Filter the data for lines with the word "landscape", then copy every line so identified.

++++++++++++++++++++

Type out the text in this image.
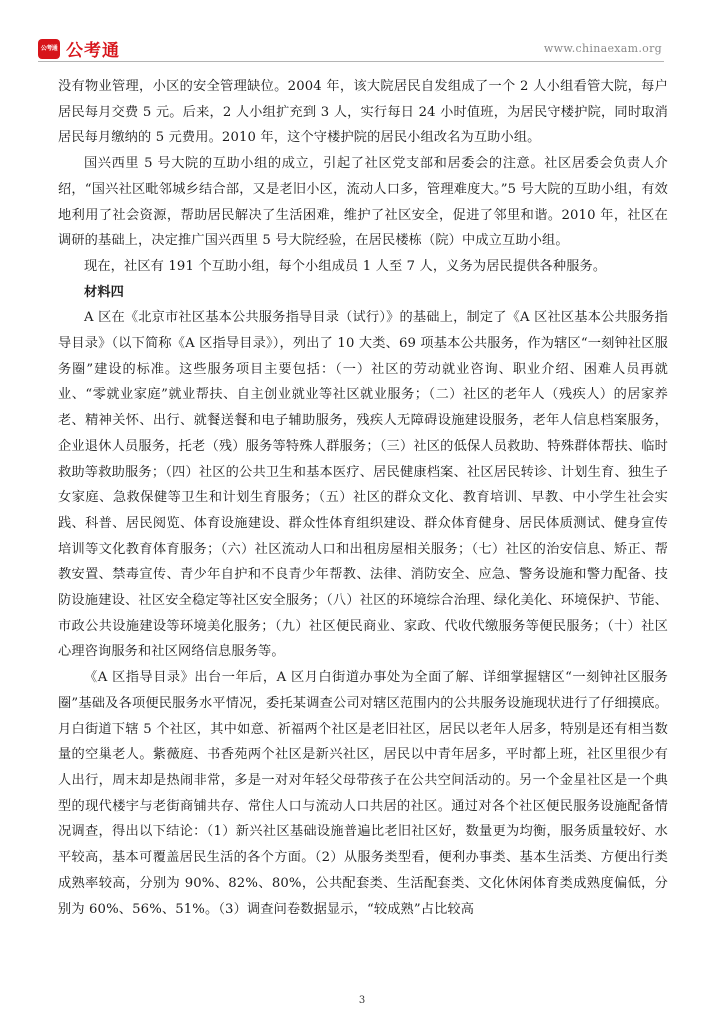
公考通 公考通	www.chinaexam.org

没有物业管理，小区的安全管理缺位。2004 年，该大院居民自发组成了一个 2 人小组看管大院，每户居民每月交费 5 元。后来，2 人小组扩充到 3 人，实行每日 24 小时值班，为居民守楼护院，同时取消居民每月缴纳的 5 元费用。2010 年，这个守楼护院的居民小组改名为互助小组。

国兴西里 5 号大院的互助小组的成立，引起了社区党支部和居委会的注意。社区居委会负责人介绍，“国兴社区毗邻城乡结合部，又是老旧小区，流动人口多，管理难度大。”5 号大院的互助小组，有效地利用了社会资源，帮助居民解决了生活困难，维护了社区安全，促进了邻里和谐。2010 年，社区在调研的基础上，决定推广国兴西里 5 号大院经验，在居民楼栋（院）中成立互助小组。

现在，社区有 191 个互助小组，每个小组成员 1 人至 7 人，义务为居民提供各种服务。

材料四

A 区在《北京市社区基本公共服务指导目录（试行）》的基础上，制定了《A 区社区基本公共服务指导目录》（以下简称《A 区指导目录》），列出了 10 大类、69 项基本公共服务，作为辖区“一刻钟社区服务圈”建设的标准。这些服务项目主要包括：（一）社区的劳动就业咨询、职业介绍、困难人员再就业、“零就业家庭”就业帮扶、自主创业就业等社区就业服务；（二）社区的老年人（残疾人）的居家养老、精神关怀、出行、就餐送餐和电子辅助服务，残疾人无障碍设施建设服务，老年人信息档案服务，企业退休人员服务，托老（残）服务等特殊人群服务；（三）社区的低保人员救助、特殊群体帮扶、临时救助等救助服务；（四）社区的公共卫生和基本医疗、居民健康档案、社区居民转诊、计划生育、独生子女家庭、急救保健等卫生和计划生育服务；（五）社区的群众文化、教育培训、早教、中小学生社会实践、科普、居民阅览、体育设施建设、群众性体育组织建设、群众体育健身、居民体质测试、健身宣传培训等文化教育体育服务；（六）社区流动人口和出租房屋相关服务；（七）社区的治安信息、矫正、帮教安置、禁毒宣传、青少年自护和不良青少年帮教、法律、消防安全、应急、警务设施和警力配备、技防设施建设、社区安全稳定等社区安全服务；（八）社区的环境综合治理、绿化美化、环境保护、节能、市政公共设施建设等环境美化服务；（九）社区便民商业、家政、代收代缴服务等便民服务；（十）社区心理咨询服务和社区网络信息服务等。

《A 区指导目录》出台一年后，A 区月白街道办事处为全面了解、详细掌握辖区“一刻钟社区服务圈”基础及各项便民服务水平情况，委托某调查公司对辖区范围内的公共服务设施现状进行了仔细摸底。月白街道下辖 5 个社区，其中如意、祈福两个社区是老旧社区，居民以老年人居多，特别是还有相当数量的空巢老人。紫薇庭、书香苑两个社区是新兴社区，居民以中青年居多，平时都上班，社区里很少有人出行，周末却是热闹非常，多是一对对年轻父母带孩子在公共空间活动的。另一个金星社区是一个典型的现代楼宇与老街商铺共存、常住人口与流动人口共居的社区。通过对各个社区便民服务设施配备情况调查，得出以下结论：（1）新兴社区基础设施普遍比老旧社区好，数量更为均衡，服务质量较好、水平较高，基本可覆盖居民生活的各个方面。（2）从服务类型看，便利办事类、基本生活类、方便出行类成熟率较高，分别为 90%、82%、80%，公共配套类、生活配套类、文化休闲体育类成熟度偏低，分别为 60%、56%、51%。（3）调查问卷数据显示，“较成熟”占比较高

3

++++++++++++++++++++

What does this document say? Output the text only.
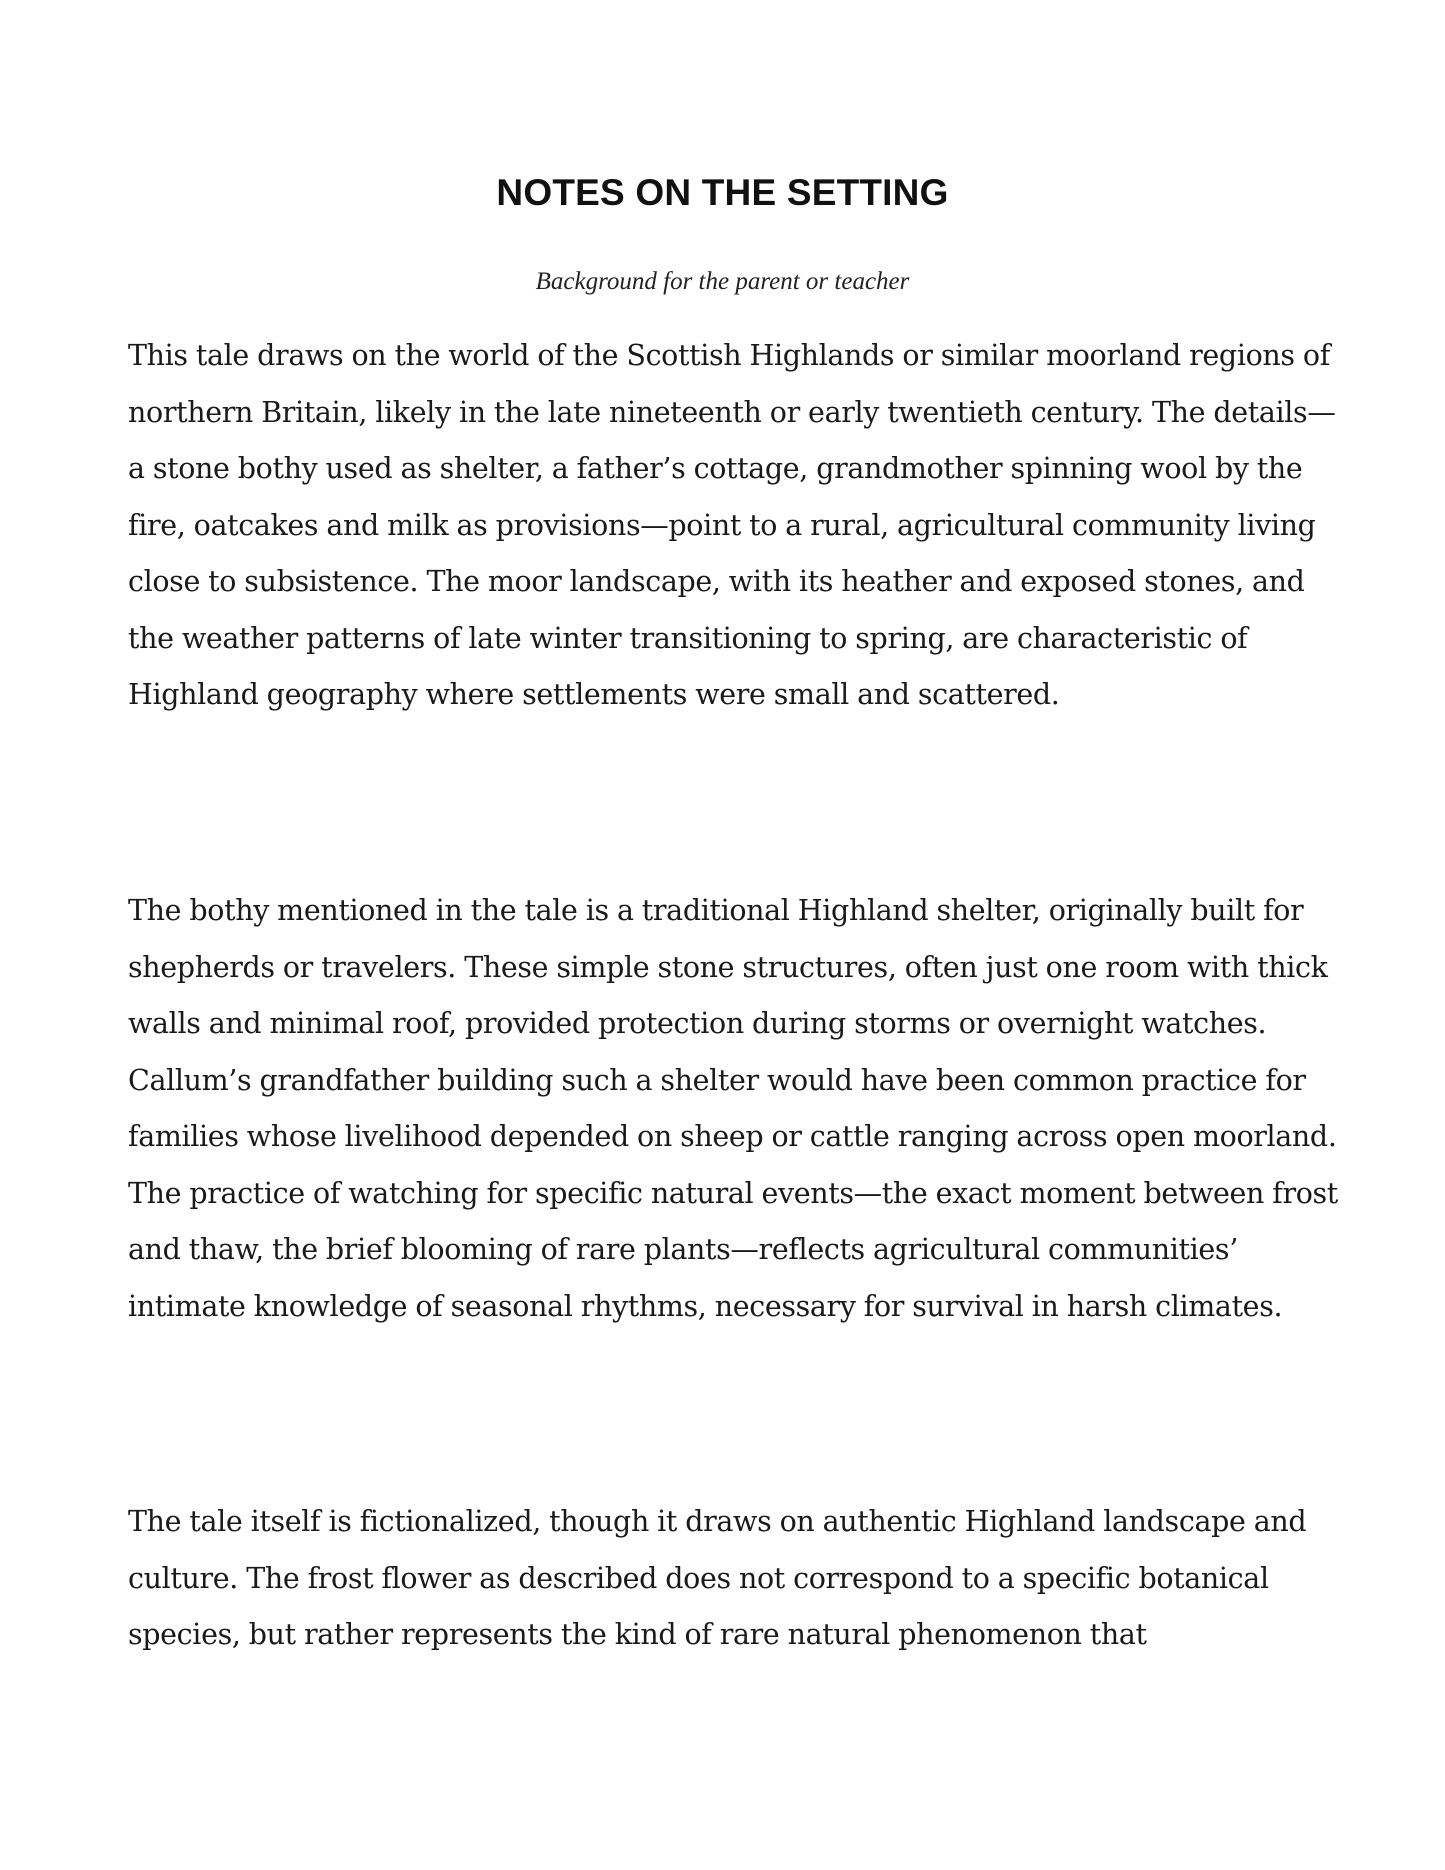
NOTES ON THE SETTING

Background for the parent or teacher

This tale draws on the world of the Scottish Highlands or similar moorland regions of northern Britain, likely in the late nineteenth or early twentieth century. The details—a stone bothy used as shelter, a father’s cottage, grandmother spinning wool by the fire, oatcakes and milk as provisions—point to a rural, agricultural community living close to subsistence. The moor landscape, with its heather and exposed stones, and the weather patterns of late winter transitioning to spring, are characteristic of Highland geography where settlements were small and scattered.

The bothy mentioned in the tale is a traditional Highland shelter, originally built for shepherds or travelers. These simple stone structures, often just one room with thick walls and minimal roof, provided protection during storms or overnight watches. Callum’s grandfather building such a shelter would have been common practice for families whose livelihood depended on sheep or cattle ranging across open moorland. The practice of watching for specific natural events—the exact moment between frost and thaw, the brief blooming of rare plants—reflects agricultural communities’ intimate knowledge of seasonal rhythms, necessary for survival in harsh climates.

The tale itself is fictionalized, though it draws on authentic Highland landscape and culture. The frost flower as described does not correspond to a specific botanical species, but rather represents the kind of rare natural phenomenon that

++++++++++++++++++++

Answer for this exercise:
This tale draws on the world of the Scottish Highlands or similar moorland regions of northern Britain, likely in the late nineteenth or early twentieth century. The details—a stone bothy used as shelter, a father’s cottage, grandmother spinning wool by the fire, oatcakes and milk as provisions—point to a rural, agricultural community living close to subsistence. The moor landscape, with its heather and exposed stones, and the weather patterns of late winter transitioning to spring, are characteristic of Highland geography where settlements were small and scattered.
The tale itself is fictionalized, though it draws on authentic Highland landscape and culture. The frost flower as described does not correspond to a specific botanical species, but rather represents the kind of rare natural phenomenon that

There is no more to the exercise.